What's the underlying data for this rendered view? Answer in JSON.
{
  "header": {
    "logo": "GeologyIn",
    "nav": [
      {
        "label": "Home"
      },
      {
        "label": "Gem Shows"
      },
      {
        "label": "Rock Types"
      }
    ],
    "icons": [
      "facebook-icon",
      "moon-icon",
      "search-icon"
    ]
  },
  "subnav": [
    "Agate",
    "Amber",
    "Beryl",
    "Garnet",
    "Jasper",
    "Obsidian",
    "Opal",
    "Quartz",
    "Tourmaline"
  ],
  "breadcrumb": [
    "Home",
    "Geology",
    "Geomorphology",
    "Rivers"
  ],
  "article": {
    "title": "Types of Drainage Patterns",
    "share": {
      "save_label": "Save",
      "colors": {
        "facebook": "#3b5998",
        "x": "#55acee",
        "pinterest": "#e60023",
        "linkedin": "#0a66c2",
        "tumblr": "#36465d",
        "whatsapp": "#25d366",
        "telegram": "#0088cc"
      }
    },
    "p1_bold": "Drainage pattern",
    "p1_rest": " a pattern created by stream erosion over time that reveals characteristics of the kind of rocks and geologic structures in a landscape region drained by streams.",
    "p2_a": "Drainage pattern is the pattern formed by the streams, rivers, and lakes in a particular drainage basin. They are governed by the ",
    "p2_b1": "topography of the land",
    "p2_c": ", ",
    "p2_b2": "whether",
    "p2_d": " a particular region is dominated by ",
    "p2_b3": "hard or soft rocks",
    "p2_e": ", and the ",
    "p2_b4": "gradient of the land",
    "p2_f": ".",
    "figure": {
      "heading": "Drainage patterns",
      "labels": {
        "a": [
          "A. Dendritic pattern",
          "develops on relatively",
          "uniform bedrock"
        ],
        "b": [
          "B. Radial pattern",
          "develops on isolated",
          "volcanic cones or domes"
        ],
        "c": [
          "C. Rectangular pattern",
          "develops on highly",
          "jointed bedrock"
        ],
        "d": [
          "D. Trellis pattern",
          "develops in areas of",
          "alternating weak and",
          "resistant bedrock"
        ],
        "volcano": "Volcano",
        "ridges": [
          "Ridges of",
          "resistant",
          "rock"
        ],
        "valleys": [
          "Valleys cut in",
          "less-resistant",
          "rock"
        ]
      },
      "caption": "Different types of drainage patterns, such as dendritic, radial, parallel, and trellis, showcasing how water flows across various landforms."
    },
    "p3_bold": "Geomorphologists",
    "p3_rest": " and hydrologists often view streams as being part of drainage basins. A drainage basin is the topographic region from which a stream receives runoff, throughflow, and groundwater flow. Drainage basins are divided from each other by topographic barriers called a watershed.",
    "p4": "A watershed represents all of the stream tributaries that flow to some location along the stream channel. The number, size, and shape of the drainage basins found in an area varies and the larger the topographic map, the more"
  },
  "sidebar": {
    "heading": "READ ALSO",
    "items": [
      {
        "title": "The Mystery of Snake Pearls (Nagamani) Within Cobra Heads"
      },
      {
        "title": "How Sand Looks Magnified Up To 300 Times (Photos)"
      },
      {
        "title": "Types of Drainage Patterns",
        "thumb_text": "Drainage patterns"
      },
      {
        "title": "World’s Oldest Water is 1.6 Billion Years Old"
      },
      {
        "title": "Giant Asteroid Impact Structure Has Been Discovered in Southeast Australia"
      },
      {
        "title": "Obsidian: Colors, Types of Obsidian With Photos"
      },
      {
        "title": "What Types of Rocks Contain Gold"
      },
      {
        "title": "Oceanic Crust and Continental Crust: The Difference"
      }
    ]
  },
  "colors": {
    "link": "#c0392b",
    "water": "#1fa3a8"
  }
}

-------------------------

**Your instructions**
Repeat each record exactly. Omit nothing.

**Task solution**
What's the underlying data for this rendered view? Answer in JSON.
{
  "header": {
    "logo": "GeologyIn",
    "nav": [
      {
        "label": "Home"
      },
      {
        "label": "Gem Shows"
      },
      {
        "label": "Rock Types"
      }
    ],
    "icons": [
      "facebook-icon",
      "moon-icon",
      "search-icon"
    ]
  },
  "subnav": [
    "Agate",
    "Amber",
    "Beryl",
    "Garnet",
    "Jasper",
    "Obsidian",
    "Opal",
    "Quartz",
    "Tourmaline"
  ],
  "breadcrumb": [
    "Home",
    "Geology",
    "Geomorphology",
    "Rivers"
  ],
  "article": {
    "title": "Types of Drainage Patterns",
    "share": {
      "save_label": "Save",
      "colors": {
        "facebook": "#3b5998",
        "x": "#55acee",
        "pinterest": "#e60023",
        "linkedin": "#0a66c2",
        "tumblr": "#36465d",
        "whatsapp": "#25d366",
        "telegram": "#0088cc"
      }
    },
    "p1_bold": "Drainage pattern",
    "p1_rest": " a pattern created by stream erosion over time that reveals characteristics of the kind of rocks and geologic structures in a landscape region drained by streams.",
    "p2_a": "Drainage pattern is the pattern formed by the streams, rivers, and lakes in a particular drainage basin. They are governed by the ",
    "p2_b1": "topography of the land",
    "p2_c": ", ",
    "p2_b2": "whether",
    "p2_d": " a particular region is dominated by ",
    "p2_b3": "hard or soft rocks",
    "p2_e": ", and the ",
    "p2_b4": "gradient of the land",
    "p2_f": ".",
    "figure": {
      "heading": "Drainage patterns",
      "labels": {
        "a": [
          "A. Dendritic pattern",
          "develops on relatively",
          "uniform bedrock"
        ],
        "b": [
          "B. Radial pattern",
          "develops on isolated",
          "volcanic cones or domes"
        ],
        "c": [
          "C. Rectangular pattern",
          "develops on highly",
          "jointed bedrock"
        ],
        "d": [
          "D. Trellis pattern",
          "develops in areas of",
          "alternating weak and",
          "resistant bedrock"
        ],
        "volcano": "Volcano",
        "ridges": [
          "Ridges of",
          "resistant",
          "rock"
        ],
        "valleys": [
          "Valleys cut in",
          "less-resistant",
          "rock"
        ]
      },
      "caption": "Different types of drainage patterns, such as dendritic, radial, parallel, and trellis, showcasing how water flows across various landforms."
    },
    "p3_bold": "Geomorphologists",
    "p3_rest": " and hydrologists often view streams as being part of drainage basins. A drainage basin is the topographic region from which a stream receives runoff, throughflow, and groundwater flow. Drainage basins are divided from each other by topographic barriers called a watershed.",
    "p4": "A watershed represents all of the stream tributaries that flow to some location along the stream channel. The number, size, and shape of the drainage basins found in an area varies and the larger the topographic map, the more"
  },
  "sidebar": {
    "heading": "READ ALSO",
    "items": [
      {
        "title": "The Mystery of Snake Pearls (Nagamani) Within Cobra Heads"
      },
      {
        "title": "How Sand Looks Magnified Up To 300 Times (Photos)"
      },
      {
        "title": "Types of Drainage Patterns",
        "thumb_text": "Drainage patterns"
      },
      {
        "title": "World’s Oldest Water is 1.6 Billion Years Old"
      },
      {
        "title": "Giant Asteroid Impact Structure Has Been Discovered in Southeast Australia"
      },
      {
        "title": "Obsidian: Colors, Types of Obsidian With Photos"
      },
      {
        "title": "What Types of Rocks Contain Gold"
      },
      {
        "title": "Oceanic Crust and Continental Crust: The Difference"
      }
    ]
  },
  "colors": {
    "link": "#c0392b",
    "water": "#1fa3a8"
  }
}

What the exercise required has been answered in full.